**Dataset content**
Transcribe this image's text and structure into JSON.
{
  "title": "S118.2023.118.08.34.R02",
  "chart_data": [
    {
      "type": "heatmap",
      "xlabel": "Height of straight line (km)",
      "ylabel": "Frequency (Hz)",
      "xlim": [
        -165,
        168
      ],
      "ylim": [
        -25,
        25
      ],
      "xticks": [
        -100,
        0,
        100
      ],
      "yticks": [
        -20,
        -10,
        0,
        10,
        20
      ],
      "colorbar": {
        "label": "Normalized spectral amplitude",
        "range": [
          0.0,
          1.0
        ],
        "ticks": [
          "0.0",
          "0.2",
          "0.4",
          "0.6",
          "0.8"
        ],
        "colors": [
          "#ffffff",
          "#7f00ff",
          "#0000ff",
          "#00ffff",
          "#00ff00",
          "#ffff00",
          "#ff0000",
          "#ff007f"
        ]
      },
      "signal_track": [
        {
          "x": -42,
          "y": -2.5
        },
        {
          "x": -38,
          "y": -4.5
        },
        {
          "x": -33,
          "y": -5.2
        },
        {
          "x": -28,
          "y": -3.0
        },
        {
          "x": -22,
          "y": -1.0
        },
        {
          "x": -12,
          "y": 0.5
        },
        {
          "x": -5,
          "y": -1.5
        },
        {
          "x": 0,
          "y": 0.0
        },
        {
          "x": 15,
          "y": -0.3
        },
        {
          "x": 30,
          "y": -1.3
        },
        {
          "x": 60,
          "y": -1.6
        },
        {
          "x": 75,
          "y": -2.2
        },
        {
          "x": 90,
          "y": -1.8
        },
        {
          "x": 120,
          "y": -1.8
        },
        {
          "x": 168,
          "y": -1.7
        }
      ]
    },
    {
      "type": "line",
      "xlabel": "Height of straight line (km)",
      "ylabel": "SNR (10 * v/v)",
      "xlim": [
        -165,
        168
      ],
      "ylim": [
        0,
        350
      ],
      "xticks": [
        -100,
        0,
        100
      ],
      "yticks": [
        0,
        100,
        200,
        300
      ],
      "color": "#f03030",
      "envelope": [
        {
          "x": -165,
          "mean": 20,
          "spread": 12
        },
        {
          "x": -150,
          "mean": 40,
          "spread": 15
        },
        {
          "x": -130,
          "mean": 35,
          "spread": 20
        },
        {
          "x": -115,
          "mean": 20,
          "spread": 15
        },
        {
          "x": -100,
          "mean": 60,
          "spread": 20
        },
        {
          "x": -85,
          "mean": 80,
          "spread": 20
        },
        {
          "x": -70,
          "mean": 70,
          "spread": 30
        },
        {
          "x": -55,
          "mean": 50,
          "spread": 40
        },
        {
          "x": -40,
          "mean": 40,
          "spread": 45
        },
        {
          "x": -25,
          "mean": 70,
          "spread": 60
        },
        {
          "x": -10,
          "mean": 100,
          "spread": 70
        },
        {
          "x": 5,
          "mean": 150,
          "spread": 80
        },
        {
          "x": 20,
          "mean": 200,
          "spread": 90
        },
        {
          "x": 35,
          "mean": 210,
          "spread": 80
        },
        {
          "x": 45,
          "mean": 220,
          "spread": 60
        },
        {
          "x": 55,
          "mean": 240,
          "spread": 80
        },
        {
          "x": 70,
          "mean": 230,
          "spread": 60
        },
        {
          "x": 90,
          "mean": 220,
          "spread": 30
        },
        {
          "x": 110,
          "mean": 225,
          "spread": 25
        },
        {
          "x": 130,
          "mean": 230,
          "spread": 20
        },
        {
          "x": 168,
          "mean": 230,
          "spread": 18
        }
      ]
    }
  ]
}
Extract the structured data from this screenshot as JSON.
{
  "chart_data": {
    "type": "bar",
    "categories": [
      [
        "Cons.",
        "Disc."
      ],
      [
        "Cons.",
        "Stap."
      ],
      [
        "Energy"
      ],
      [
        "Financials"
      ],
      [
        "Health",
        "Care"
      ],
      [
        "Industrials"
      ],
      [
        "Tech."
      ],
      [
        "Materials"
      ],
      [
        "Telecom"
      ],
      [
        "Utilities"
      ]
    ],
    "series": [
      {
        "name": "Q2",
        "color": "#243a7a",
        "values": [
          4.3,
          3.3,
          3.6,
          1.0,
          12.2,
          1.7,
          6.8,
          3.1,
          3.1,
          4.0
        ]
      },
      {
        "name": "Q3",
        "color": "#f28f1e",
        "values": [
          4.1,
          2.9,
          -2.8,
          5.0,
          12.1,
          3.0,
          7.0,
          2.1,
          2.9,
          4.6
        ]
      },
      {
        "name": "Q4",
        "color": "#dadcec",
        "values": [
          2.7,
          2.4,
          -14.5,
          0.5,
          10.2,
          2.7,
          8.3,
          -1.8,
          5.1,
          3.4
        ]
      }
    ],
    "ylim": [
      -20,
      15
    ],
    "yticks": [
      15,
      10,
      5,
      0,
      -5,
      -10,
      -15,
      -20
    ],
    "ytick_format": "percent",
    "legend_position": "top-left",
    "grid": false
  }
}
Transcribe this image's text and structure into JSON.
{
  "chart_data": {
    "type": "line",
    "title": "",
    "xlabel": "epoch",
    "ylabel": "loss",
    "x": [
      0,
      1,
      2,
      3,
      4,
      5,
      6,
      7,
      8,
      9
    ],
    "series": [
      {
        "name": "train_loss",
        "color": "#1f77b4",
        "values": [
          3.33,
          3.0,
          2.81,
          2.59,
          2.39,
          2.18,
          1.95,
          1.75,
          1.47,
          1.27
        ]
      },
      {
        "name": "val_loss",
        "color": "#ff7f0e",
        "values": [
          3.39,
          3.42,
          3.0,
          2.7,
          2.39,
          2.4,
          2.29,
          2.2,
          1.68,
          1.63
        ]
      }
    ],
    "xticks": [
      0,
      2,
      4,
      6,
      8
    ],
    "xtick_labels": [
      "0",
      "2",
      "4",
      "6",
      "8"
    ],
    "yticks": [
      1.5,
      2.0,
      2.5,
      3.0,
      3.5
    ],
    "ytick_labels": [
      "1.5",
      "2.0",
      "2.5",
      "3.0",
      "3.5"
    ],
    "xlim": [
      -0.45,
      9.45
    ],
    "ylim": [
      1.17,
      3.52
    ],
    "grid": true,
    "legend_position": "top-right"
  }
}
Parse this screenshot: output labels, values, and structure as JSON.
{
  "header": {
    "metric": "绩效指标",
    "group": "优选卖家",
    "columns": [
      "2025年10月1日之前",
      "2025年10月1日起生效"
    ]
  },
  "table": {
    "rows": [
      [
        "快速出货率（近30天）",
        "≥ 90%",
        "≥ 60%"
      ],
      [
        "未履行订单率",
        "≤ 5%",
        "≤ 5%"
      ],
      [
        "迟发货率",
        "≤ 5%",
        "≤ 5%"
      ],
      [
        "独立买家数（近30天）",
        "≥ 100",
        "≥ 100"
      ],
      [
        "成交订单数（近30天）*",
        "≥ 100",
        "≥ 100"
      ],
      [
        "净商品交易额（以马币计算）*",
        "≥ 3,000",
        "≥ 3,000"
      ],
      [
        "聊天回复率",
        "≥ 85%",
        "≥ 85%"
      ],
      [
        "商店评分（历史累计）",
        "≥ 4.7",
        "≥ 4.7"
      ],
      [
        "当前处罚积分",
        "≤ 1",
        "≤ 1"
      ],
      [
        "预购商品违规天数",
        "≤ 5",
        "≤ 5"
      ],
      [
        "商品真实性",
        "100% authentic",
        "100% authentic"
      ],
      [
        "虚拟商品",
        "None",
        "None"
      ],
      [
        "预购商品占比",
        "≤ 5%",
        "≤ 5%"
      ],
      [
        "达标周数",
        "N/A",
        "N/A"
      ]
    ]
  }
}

**Task statement**
Every line above that contains the word "type" should be reported.

**Exercise result**
      "type": "heatmap",
      "type": "line",
    "type": "bar",
    "type": "line",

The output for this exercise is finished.